YOUR GOAL: Transcribe each entry below exactly. Pictures do not go in the copy.

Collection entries
§ §

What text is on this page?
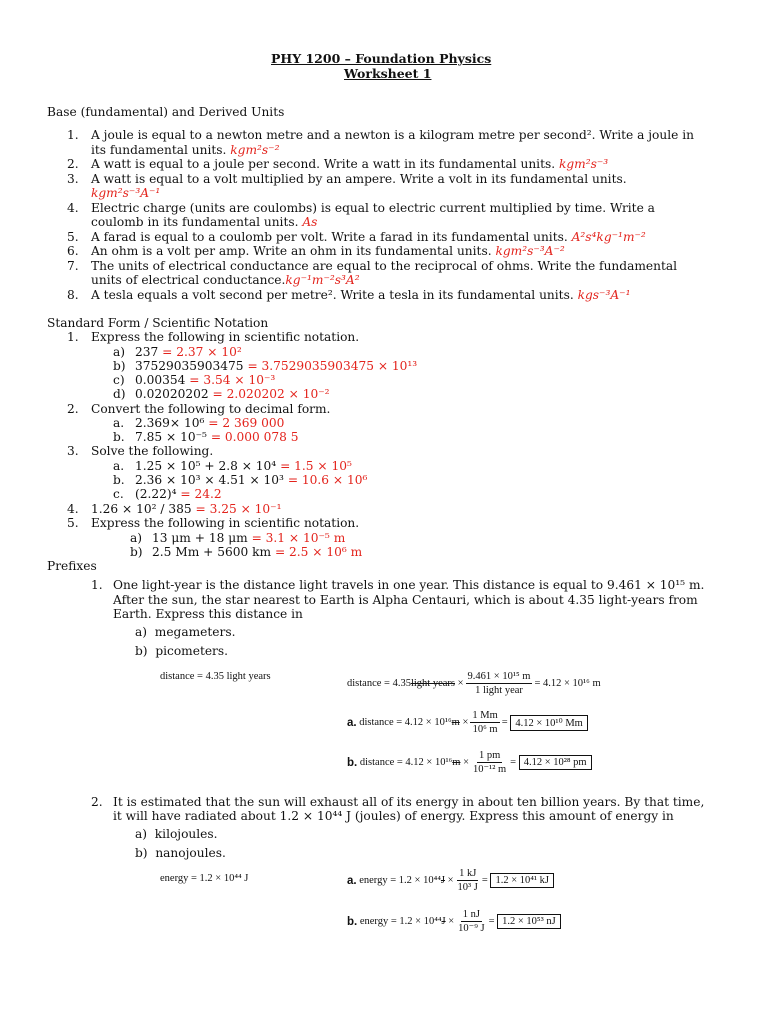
PHY 1200 – Foundation Physics
Worksheet 1
Base (fundamental) and Derived Units
1. A joule is equal to a newton metre and a newton is a kilogram metre per second². Write a joule in
its fundamental units. kgm²s⁻²
2. A watt is equal to a joule per second. Write a watt in its fundamental units. kgm²s⁻³
3. A watt is equal to a volt multiplied by an ampere. Write a volt in its fundamental units.
kgm²s⁻³A⁻¹
4. Electric charge (units are coulombs) is equal to electric current multiplied by time. Write a
coulomb in its fundamental units. As
5. A farad is equal to a coulomb per volt. Write a farad in its fundamental units. A²s⁴kg⁻¹m⁻²
6. An ohm is a volt per amp. Write an ohm in its fundamental units. kgm²s⁻³A⁻²
7. The units of electrical conductance are equal to the reciprocal of ohms. Write the fundamental
units of electrical conductance.kg⁻¹m⁻²s³A²
8. A tesla equals a volt second per metre². Write a tesla in its fundamental units. kgs⁻³A⁻¹
Standard Form / Scientific Notation
1. Express the following in scientific notation.
a) 237 = 2.37 × 10²
b) 37529035903475 = 3.7529035903475 × 10¹³
c) 0.00354 = 3.54 × 10⁻³
d) 0.02020202 = 2.020202 × 10⁻²
2. Convert the following to decimal form.
a. 2.369× 10⁶ = 2 369 000
b. 7.85 × 10⁻⁵ = 0.000 078 5
3. Solve the following.
a. 1.25 × 10⁵ + 2.8 × 10⁴ = 1.5 × 10⁵
b. 2.36 × 10³ × 4.51 × 10³ = 10.6 × 10⁶
c. (2.22)⁴ = 24.2
4. 1.26 × 10² / 385 = 3.25 × 10⁻¹
5. Express the following in scientific notation.
a) 13 μm + 18 μm = 3.1 × 10⁻⁵ m
b) 2.5 Mm + 5600 km = 2.5 × 10⁶ m
Prefixes
1. One light-year is the distance light travels in one year. This distance is equal to 9.461 × 10¹⁵ m.
After the sun, the star nearest to Earth is Alpha Centauri, which is about 4.35 light-years from
Earth. Express this distance in
a) megameters.
b) picometers.
distance = 4.35 light years
distance = 4.35 light years × $\frac{\text{9.461 × 10¹⁵ m}}{\text{1 light year}} = 4.12 \times 10^{16}$ m
a.
distance = 4.12 × 10¹⁶ $m \times \frac{1 Mm}{\text{10⁶ m}} = 4.12 \times 10^{10}$ Mm
b.
distance = 4.12 × 10¹⁶ $m \times \frac{1 pm}{\text{10⁻¹² m}} = 4.12 \times 10^{28}$ pm
2. It is estimated that the sun will exhaust all of its energy in about ten billion years. By that time,
it will have radiated about 1.2 × 10⁴⁴ J (joules) of energy. Express this amount of energy in
a) kilojoules.
b) nanojoules.
energy = 1.2 × 10⁴⁴ J	a.
energy = 1.2 × 10⁴⁴ $J \times \frac{1 kJ}{\text{10³ J}} = 1.2 \times 10^{41}$ kJ
b.
energy = 1.2 × 10⁴⁴ $J \times \frac{1 nJ}{\text{10⁻⁹ J}} = 1.2 \times 10^{53}$ nJ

§ §

FINAL RESULT:
What text is on this page?
PHY 1200 – Foundation Physics
Worksheet 1
Base (fundamental) and Derived Units
1. A joule is equal to a newton metre and a newton is a kilogram metre per second². Write a joule in
its fundamental units. kgm²s⁻²
2. A watt is equal to a joule per second. Write a watt in its fundamental units. kgm²s⁻³
3. A watt is equal to a volt multiplied by an ampere. Write a volt in its fundamental units.
kgm²s⁻³A⁻¹
4. Electric charge (units are coulombs) is equal to electric current multiplied by time. Write a
coulomb in its fundamental units. As
5. A farad is equal to a coulomb per volt. Write a farad in its fundamental units. A²s⁴kg⁻¹m⁻²
6. An ohm is a volt per amp. Write an ohm in its fundamental units. kgm²s⁻³A⁻²
7. The units of electrical conductance are equal to the reciprocal of ohms. Write the fundamental
units of electrical conductance.kg⁻¹m⁻²s³A²
8. A tesla equals a volt second per metre². Write a tesla in its fundamental units. kgs⁻³A⁻¹
Standard Form / Scientific Notation
1. Express the following in scientific notation.
a) 237 = 2.37 × 10²
b) 37529035903475 = 3.7529035903475 × 10¹³
c) 0.00354 = 3.54 × 10⁻³
d) 0.02020202 = 2.020202 × 10⁻²
2. Convert the following to decimal form.
a. 2.369× 10⁶ = 2 369 000
b. 7.85 × 10⁻⁵ = 0.000 078 5
3. Solve the following.
a. 1.25 × 10⁵ + 2.8 × 10⁴ = 1.5 × 10⁵
b. 2.36 × 10³ × 4.51 × 10³ = 10.6 × 10⁶
c. (2.22)⁴ = 24.2
4. 1.26 × 10² / 385 = 3.25 × 10⁻¹
5. Express the following in scientific notation.
a) 13 μm + 18 μm = 3.1 × 10⁻⁵ m
b) 2.5 Mm + 5600 km = 2.5 × 10⁶ m
Prefixes
1. One light-year is the distance light travels in one year. This distance is equal to 9.461 × 10¹⁵ m.
After the sun, the star nearest to Earth is Alpha Centauri, which is about 4.35 light-years from
Earth. Express this distance in
a) megameters.
b) picometers.
distance = 4.35 light years
distance = 4.35 light years × $\frac{\text{9.461 × 10¹⁵ m}}{\text{1 light year}} = 4.12 \times 10^{16}$ m
a.
distance = 4.12 × 10¹⁶ $m \times \frac{1 Mm}{\text{10⁶ m}} = 4.12 \times 10^{10}$ Mm
b.
distance = 4.12 × 10¹⁶ $m \times \frac{1 pm}{\text{10⁻¹² m}} = 4.12 \times 10^{28}$ pm
2. It is estimated that the sun will exhaust all of its energy in about ten billion years. By that time,
it will have radiated about 1.2 × 10⁴⁴ J (joules) of energy. Express this amount of energy in
a) kilojoules.
b) nanojoules.
energy = 1.2 × 10⁴⁴ J	a.
energy = 1.2 × 10⁴⁴ $J \times \frac{1 kJ}{\text{10³ J}} = 1.2 \times 10^{41}$ kJ
b.
energy = 1.2 × 10⁴⁴ $J \times \frac{1 nJ}{\text{10⁻⁹ J}} = 1.2 \times 10^{53}$ nJ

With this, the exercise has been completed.